To be done →
From the listing below, pull out the lines that hold "library".

Extracted material →
(begin)
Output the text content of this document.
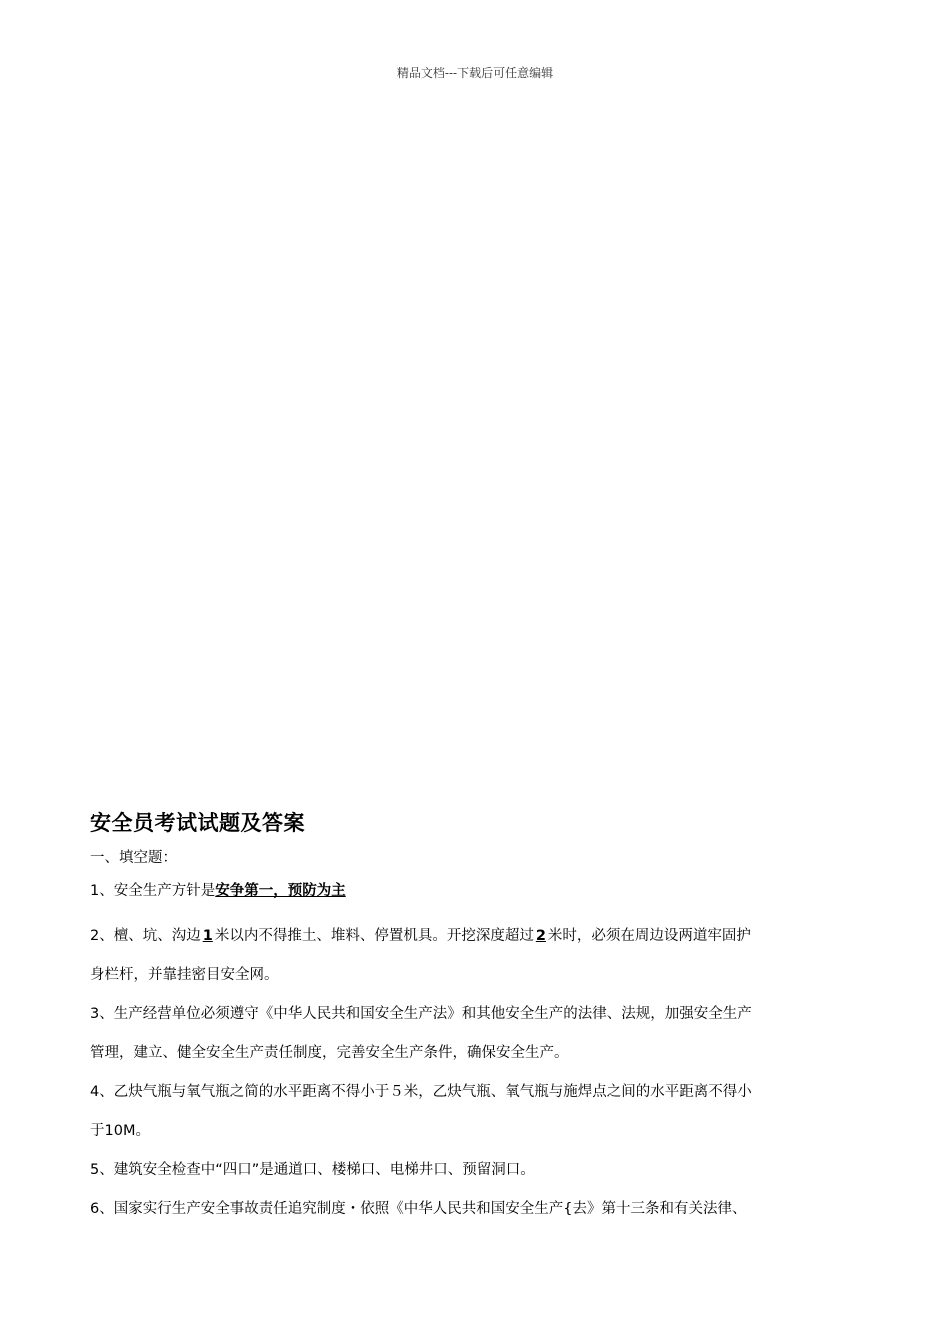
精品文档---下载后可任意编辑
安全员考试试题及答案
一、填空题：
1、安全生产方针是安争第一，预防为主
2、檀、坑、沟边 1 米以内不得推土、堆料、停置机具。开挖深度超过 2 米时，必须在周边设两道牢固护
身栏杆，并靠挂密目安全网。
3、生产经营单位必须遵守《中华人民共和国安全生产法》和其他安全生产的法律、法规，加强安全生产
管理，建立、健全安全生产责任制度，完善安全生产条件，确保安全生产。
4、乙炔气瓶与氧气瓶之简的水平距离不得小于５米，乙炔气瓶、氧气瓶与施焊点之间的水平距离不得小
于10M。
5、建筑安全检查中“四口”是通道口、楼梯口、电梯井口、预留洞口。
6、国家实行生产安全事故责任追究制度・依照《中华人民共和国安全生产{去》第十三条和有关法律、
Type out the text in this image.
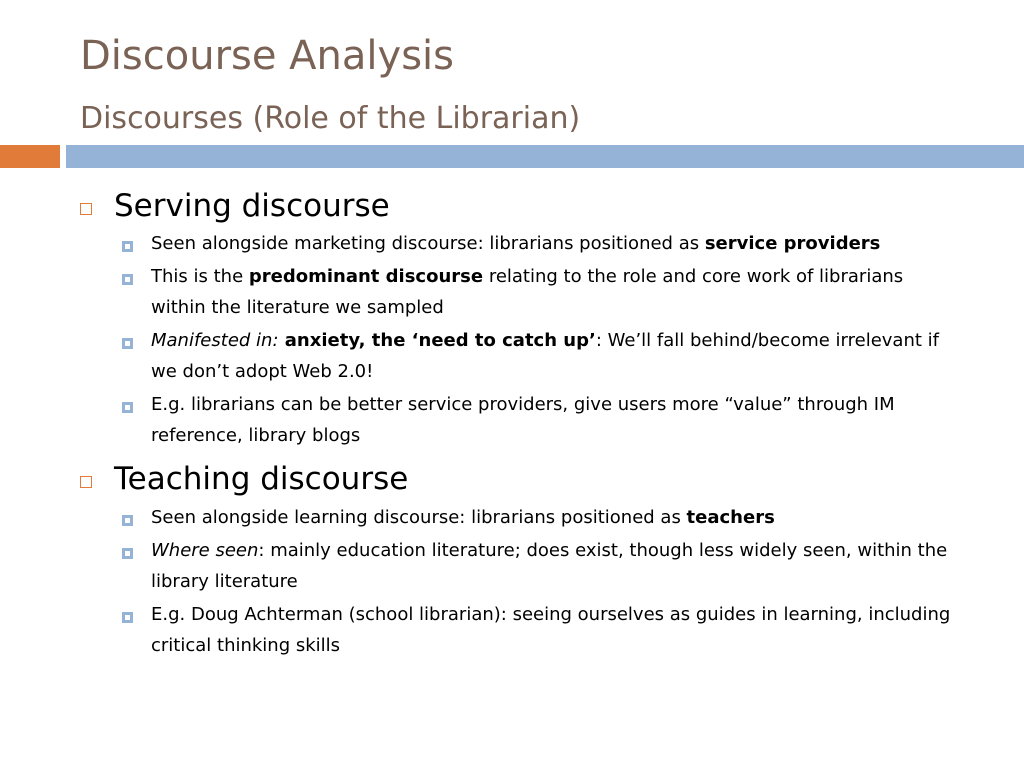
Discourse Analysis
Discourses (Role of the Librarian)
Serving discourse
Seen alongside marketing discourse: librarians positioned as service providers
This is the predominant discourse relating to the role and core work of librarians within the literature we sampled
Manifested in: anxiety, the ‘need to catch up’: We’ll fall behind/become irrelevant if we don’t adopt Web 2.0!
E.g. librarians can be better service providers, give users more “value” through IM reference, library blogs
Teaching discourse
Seen alongside learning discourse: librarians positioned as teachers
Where seen: mainly education literature; does exist, though less widely seen, within the library literature
E.g. Doug Achterman (school librarian): seeing ourselves as guides in learning, including critical thinking skills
(end)
Expected answer →
E.g. librarians can be better service providers, give users more “value” through IM reference, library blogs
Where seen: mainly education literature; does exist, though less widely seen, within the library literature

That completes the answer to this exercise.